Copy the listing below without changes, from its first line up to and including the line with "save-icon[interactable]: ▣: [1482, 6, 1501, 25]".

[Records]
+---+
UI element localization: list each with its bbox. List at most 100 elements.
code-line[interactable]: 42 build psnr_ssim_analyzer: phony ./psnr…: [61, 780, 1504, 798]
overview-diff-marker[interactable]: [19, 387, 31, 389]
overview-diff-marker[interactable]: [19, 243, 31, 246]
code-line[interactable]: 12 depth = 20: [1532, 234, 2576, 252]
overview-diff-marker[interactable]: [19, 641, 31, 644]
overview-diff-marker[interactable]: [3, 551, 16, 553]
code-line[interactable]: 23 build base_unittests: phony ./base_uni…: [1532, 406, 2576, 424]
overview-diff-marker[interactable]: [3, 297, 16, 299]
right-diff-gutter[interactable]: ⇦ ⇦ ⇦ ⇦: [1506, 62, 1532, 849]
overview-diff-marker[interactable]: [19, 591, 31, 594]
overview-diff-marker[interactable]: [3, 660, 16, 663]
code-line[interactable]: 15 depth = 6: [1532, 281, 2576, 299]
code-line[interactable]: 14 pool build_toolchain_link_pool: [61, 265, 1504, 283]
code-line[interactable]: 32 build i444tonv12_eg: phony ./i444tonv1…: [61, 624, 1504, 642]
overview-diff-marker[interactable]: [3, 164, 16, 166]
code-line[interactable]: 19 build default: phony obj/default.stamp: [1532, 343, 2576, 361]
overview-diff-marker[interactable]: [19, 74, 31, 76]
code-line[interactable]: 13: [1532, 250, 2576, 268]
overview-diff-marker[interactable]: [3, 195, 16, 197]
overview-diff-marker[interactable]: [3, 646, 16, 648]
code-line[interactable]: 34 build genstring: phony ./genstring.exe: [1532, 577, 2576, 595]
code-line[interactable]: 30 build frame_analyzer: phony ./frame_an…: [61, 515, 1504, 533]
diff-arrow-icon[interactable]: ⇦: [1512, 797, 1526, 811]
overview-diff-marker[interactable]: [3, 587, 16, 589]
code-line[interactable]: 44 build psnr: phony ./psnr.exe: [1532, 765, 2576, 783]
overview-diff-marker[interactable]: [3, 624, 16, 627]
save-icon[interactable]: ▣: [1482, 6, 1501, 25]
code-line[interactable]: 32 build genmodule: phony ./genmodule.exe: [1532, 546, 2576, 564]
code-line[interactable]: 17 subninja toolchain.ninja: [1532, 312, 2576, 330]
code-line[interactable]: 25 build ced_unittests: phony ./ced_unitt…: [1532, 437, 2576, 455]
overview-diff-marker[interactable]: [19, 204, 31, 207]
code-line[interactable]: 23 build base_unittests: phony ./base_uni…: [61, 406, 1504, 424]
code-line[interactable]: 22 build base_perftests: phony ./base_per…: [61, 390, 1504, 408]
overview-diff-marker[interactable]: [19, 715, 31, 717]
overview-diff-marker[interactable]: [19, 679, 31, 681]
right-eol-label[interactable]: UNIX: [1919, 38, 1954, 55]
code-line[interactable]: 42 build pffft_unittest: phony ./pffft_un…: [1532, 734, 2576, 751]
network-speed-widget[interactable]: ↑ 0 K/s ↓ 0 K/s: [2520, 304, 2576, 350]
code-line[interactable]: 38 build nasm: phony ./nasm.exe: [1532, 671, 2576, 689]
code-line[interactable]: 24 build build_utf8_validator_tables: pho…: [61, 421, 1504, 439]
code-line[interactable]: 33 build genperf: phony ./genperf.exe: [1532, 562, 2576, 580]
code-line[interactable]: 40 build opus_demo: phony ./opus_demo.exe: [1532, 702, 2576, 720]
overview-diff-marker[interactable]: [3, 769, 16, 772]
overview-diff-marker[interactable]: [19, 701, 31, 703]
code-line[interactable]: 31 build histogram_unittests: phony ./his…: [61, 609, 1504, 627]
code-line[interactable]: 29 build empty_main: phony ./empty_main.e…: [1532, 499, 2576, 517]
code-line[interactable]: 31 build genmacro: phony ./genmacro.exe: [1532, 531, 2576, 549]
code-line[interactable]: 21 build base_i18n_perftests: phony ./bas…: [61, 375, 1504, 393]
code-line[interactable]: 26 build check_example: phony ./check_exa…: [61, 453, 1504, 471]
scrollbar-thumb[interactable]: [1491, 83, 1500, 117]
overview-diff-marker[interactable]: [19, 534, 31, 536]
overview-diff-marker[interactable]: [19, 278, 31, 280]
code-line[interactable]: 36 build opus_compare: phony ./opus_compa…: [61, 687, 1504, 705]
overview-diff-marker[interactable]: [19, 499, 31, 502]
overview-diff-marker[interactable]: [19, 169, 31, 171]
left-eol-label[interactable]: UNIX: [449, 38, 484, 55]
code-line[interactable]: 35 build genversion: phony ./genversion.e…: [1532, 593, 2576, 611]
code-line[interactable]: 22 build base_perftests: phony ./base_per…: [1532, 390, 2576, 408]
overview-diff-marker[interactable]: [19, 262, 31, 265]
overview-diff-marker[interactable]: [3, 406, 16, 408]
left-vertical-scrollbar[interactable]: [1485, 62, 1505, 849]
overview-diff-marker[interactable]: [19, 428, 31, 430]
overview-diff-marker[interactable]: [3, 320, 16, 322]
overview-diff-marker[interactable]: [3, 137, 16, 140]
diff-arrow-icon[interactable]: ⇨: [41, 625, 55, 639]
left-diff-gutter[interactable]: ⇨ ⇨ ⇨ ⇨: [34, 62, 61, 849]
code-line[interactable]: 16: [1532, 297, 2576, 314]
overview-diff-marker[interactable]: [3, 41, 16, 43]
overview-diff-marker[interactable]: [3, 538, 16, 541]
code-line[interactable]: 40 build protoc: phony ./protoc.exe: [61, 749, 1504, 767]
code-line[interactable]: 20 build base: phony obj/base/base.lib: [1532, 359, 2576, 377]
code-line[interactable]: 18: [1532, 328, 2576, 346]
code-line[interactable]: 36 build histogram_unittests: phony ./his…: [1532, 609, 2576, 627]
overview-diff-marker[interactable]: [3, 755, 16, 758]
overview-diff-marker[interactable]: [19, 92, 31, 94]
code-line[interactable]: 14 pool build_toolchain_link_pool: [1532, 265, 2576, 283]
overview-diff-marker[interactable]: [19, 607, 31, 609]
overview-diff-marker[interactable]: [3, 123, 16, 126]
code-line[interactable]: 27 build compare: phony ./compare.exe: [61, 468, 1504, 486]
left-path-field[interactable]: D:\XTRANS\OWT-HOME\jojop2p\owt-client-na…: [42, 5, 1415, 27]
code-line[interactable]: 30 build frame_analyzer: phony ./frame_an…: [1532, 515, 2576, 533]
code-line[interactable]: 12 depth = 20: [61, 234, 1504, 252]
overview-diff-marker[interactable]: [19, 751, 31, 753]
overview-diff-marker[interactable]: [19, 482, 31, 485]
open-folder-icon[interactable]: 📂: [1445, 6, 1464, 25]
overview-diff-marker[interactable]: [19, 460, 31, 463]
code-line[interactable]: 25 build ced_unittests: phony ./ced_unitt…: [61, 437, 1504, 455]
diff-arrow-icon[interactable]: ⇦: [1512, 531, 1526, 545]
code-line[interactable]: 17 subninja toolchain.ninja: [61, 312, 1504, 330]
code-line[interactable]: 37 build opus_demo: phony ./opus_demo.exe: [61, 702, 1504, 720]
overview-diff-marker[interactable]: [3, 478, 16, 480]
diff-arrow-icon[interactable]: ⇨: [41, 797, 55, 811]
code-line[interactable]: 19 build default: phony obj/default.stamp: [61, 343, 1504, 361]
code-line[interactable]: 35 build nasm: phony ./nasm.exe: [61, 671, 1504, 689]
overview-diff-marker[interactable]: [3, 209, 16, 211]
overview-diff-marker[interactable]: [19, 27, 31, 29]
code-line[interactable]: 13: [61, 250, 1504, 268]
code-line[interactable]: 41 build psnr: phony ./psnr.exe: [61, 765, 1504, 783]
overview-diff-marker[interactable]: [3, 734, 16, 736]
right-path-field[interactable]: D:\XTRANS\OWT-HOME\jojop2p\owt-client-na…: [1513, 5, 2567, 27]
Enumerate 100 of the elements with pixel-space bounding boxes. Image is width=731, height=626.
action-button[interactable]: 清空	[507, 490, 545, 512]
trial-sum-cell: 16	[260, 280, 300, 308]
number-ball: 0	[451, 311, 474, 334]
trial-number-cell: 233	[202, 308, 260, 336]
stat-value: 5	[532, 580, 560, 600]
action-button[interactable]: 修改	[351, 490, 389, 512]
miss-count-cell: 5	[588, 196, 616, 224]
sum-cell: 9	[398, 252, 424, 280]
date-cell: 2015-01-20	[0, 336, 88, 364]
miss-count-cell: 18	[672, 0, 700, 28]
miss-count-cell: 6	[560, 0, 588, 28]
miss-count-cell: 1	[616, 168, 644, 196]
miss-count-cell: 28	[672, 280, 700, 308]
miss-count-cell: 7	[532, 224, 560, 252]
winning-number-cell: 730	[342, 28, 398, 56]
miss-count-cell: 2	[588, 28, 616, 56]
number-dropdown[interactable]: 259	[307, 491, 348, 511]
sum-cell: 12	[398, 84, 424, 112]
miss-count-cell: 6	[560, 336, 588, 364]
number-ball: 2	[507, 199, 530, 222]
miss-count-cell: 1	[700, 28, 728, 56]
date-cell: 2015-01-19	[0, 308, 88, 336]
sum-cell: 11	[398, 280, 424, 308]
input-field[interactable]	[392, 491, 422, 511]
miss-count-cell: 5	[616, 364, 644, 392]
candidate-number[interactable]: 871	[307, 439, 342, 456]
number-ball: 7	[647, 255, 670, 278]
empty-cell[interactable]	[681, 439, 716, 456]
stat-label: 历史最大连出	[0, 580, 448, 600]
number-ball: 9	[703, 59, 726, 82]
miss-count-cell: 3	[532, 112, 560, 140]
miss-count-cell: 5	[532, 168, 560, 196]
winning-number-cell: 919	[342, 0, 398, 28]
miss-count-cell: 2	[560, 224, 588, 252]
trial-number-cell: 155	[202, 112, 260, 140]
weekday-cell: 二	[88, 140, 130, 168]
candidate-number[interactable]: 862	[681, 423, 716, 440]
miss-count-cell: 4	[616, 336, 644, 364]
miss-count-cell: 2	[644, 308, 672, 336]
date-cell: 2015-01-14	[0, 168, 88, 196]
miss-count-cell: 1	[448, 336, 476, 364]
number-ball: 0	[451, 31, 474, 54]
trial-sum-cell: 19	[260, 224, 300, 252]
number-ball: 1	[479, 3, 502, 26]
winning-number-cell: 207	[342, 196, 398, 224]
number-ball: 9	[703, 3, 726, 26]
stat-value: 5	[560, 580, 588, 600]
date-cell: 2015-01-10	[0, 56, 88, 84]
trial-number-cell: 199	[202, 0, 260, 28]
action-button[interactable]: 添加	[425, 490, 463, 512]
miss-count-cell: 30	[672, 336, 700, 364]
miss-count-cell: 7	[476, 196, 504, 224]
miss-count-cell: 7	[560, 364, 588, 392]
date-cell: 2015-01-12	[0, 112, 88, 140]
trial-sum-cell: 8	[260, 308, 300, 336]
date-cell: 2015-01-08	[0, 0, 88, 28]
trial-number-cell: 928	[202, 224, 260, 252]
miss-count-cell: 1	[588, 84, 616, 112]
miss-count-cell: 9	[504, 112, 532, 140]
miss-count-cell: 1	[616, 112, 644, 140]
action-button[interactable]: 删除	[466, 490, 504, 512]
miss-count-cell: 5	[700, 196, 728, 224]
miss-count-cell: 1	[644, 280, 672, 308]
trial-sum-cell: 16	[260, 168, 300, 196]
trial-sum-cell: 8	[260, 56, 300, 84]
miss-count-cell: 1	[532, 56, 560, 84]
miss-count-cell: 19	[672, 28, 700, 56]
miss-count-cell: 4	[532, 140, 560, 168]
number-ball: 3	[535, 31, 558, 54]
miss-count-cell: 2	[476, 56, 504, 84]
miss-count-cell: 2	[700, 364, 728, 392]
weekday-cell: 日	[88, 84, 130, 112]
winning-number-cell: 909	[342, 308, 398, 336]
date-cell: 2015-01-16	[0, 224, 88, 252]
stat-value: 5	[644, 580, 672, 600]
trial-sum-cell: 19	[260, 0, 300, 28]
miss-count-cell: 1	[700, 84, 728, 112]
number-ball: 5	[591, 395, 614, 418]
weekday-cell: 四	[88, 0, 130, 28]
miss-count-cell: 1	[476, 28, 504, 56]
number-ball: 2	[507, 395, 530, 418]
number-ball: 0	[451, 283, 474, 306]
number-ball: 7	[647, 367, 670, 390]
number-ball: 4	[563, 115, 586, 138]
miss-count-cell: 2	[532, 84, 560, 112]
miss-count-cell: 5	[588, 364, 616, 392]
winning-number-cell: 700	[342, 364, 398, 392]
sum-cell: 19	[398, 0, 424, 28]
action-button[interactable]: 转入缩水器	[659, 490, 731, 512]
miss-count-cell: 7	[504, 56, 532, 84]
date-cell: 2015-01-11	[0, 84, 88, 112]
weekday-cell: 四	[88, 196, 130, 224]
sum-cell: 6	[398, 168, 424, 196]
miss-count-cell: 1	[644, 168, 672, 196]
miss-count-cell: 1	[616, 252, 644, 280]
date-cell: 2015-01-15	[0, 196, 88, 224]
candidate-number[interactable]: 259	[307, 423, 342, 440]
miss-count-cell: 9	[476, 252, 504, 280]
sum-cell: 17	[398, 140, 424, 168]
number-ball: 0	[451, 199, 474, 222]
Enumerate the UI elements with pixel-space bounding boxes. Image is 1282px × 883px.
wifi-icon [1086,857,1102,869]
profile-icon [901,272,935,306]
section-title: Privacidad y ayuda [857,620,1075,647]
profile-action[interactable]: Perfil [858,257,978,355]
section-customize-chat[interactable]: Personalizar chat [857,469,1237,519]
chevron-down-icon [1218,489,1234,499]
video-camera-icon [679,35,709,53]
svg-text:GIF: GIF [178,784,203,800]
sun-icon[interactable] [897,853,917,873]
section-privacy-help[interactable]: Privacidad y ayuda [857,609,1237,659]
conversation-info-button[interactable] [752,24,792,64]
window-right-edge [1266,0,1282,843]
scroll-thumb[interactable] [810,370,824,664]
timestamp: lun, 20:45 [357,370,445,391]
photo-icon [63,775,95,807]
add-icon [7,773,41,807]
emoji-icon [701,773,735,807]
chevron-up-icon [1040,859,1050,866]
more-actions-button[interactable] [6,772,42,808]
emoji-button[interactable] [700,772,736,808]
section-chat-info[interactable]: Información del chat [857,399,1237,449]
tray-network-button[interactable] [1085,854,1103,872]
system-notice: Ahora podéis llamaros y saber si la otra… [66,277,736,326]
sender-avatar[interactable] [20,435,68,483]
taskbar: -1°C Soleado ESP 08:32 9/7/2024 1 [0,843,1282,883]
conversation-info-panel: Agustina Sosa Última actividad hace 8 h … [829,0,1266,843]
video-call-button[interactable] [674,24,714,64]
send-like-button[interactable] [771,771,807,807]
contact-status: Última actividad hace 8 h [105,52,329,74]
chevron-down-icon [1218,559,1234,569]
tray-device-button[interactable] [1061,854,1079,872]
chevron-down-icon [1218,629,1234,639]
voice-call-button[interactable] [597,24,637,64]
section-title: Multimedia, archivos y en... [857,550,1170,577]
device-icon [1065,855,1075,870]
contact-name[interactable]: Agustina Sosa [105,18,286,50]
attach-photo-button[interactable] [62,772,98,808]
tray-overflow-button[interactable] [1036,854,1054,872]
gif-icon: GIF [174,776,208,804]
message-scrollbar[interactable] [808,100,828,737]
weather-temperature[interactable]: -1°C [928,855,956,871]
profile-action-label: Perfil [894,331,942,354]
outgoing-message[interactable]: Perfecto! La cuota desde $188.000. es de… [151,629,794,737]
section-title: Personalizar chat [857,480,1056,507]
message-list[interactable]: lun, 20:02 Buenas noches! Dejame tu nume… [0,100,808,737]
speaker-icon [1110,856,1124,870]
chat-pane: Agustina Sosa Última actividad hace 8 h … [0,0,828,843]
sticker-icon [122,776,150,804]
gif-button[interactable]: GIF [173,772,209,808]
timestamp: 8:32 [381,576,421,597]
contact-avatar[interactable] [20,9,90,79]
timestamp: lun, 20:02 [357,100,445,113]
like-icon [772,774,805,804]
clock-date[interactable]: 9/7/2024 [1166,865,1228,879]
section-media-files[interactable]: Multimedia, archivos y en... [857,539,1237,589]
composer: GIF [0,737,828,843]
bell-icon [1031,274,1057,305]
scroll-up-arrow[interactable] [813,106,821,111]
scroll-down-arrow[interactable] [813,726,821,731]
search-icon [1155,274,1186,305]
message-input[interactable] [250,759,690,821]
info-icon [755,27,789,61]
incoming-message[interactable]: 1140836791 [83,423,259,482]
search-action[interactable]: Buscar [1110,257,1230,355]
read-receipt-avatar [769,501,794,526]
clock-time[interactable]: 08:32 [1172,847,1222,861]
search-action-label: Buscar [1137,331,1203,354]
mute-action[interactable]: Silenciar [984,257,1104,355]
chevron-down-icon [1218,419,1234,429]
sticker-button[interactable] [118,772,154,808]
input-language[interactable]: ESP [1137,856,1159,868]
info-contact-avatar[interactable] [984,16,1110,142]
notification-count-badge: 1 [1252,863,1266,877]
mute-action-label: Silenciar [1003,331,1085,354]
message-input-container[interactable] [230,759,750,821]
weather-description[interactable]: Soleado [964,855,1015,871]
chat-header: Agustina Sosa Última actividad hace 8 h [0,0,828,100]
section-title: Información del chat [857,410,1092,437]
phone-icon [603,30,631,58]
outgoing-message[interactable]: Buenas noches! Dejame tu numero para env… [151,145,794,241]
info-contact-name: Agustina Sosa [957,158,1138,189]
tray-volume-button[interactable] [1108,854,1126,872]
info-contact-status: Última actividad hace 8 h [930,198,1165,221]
+---+
- Completed task:
UI element localization: list each with its bbox. List at most 100 elements.
code-line[interactable]: 42 build psnr_ssim_analyzer: phony ./psnr…: [61, 780, 1504, 798]
overview-diff-marker[interactable]: [19, 387, 31, 389]
overview-diff-marker[interactable]: [19, 243, 31, 246]
code-line[interactable]: 12 depth = 20: [1532, 234, 2576, 252]
overview-diff-marker[interactable]: [19, 641, 31, 644]
overview-diff-marker[interactable]: [3, 551, 16, 553]
code-line[interactable]: 23 build base_unittests: phony ./base_uni…: [1532, 406, 2576, 424]
overview-diff-marker[interactable]: [3, 297, 16, 299]
right-diff-gutter[interactable]: ⇦ ⇦ ⇦ ⇦: [1506, 62, 1532, 849]
overview-diff-marker[interactable]: [19, 591, 31, 594]
overview-diff-marker[interactable]: [3, 660, 16, 663]
code-line[interactable]: 15 depth = 6: [1532, 281, 2576, 299]
code-line[interactable]: 14 pool build_toolchain_link_pool: [61, 265, 1504, 283]
code-line[interactable]: 32 build i444tonv12_eg: phony ./i444tonv1…: [61, 624, 1504, 642]
overview-diff-marker[interactable]: [3, 164, 16, 166]
code-line[interactable]: 19 build default: phony obj/default.stamp: [1532, 343, 2576, 361]
overview-diff-marker[interactable]: [19, 74, 31, 76]
code-line[interactable]: 13: [1532, 250, 2576, 268]
overview-diff-marker[interactable]: [3, 195, 16, 197]
overview-diff-marker[interactable]: [3, 646, 16, 648]
code-line[interactable]: 34 build genstring: phony ./genstring.exe: [1532, 577, 2576, 595]
code-line[interactable]: 30 build frame_analyzer: phony ./frame_an…: [61, 515, 1504, 533]
diff-arrow-icon[interactable]: ⇦: [1512, 797, 1526, 811]
overview-diff-marker[interactable]: [3, 587, 16, 589]
code-line[interactable]: 44 build psnr: phony ./psnr.exe: [1532, 765, 2576, 783]
overview-diff-marker[interactable]: [3, 624, 16, 627]
save-icon[interactable]: ▣: [1482, 6, 1501, 25]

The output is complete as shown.